What needs to be done: Copy out the records verbatim, from the line containing "Patent image size: (650, 570)." through the line containing "The developing roller 42 is at (388, 363).", including both of those lines.

== Supplied data

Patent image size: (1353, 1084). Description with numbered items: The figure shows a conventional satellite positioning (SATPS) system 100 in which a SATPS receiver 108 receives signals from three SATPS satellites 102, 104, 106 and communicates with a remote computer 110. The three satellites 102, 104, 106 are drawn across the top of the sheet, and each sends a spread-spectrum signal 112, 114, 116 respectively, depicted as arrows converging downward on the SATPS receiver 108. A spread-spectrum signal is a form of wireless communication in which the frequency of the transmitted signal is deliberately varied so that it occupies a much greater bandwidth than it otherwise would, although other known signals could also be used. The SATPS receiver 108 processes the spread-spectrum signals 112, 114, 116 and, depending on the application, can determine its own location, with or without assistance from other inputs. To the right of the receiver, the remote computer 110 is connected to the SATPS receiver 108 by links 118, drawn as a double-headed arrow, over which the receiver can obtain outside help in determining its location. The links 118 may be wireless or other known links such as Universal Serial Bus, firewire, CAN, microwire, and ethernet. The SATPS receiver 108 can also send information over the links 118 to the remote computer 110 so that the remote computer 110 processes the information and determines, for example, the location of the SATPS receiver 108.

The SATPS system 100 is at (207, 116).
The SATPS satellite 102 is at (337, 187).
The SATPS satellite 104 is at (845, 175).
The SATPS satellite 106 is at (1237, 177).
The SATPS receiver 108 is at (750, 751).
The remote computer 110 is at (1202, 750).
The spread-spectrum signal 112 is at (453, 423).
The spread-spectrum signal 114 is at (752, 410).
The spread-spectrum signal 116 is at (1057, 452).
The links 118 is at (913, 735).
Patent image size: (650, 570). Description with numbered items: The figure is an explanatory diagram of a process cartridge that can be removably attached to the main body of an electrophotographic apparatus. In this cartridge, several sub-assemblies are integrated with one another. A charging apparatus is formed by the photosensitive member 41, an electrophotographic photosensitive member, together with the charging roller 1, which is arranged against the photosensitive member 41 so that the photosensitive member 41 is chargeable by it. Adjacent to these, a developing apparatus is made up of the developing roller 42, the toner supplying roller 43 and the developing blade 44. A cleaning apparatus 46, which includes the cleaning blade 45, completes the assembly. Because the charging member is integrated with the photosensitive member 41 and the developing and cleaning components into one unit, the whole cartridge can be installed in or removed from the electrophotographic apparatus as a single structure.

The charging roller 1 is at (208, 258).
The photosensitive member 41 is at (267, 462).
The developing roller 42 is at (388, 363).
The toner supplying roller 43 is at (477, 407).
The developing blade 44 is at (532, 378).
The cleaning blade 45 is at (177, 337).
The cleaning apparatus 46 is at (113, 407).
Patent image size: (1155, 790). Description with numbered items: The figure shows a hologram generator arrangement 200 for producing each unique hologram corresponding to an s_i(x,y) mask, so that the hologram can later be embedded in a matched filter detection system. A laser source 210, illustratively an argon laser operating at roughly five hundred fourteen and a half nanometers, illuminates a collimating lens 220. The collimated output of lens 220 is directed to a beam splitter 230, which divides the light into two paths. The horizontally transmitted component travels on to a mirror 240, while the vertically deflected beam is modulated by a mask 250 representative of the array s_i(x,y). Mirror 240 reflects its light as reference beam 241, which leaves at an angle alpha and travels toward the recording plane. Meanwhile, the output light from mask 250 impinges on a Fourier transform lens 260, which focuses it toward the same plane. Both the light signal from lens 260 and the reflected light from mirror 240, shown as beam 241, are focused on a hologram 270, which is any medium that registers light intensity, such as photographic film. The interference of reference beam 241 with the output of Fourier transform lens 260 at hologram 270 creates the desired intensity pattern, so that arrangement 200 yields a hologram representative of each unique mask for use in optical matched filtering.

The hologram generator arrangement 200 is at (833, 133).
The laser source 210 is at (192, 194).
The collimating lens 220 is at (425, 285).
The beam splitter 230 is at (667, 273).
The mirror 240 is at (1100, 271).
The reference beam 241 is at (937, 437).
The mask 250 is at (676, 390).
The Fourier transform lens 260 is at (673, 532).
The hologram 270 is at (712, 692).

====

The result:
Patent image size: (650, 570). Description with numbered items: The figure is an explanatory diagram of a process cartridge that can be removably attached to the main body of an electrophotographic apparatus. In this cartridge, several sub-assemblies are integrated with one another. A charging apparatus is formed by the photosensitive member 41, an electrophotographic photosensitive member, together with the charging roller 1, which is arranged against the photosensitive member 41 so that the photosensitive member 41 is chargeable by it. Adjacent to these, a developing apparatus is made up of the developing roller 42, the toner supplying roller 43 and the developing blade 44. A cleaning apparatus 46, which includes the cleaning blade 45, completes the assembly. Because the charging member is integrated with the photosensitive member 41 and the developing and cleaning components into one unit, the whole cartridge can be installed in or removed from the electrophotographic apparatus as a single structure.

The charging roller 1 is at (208, 258).
The photosensitive member 41 is at (267, 462).
The developing roller 42 is at (388, 363).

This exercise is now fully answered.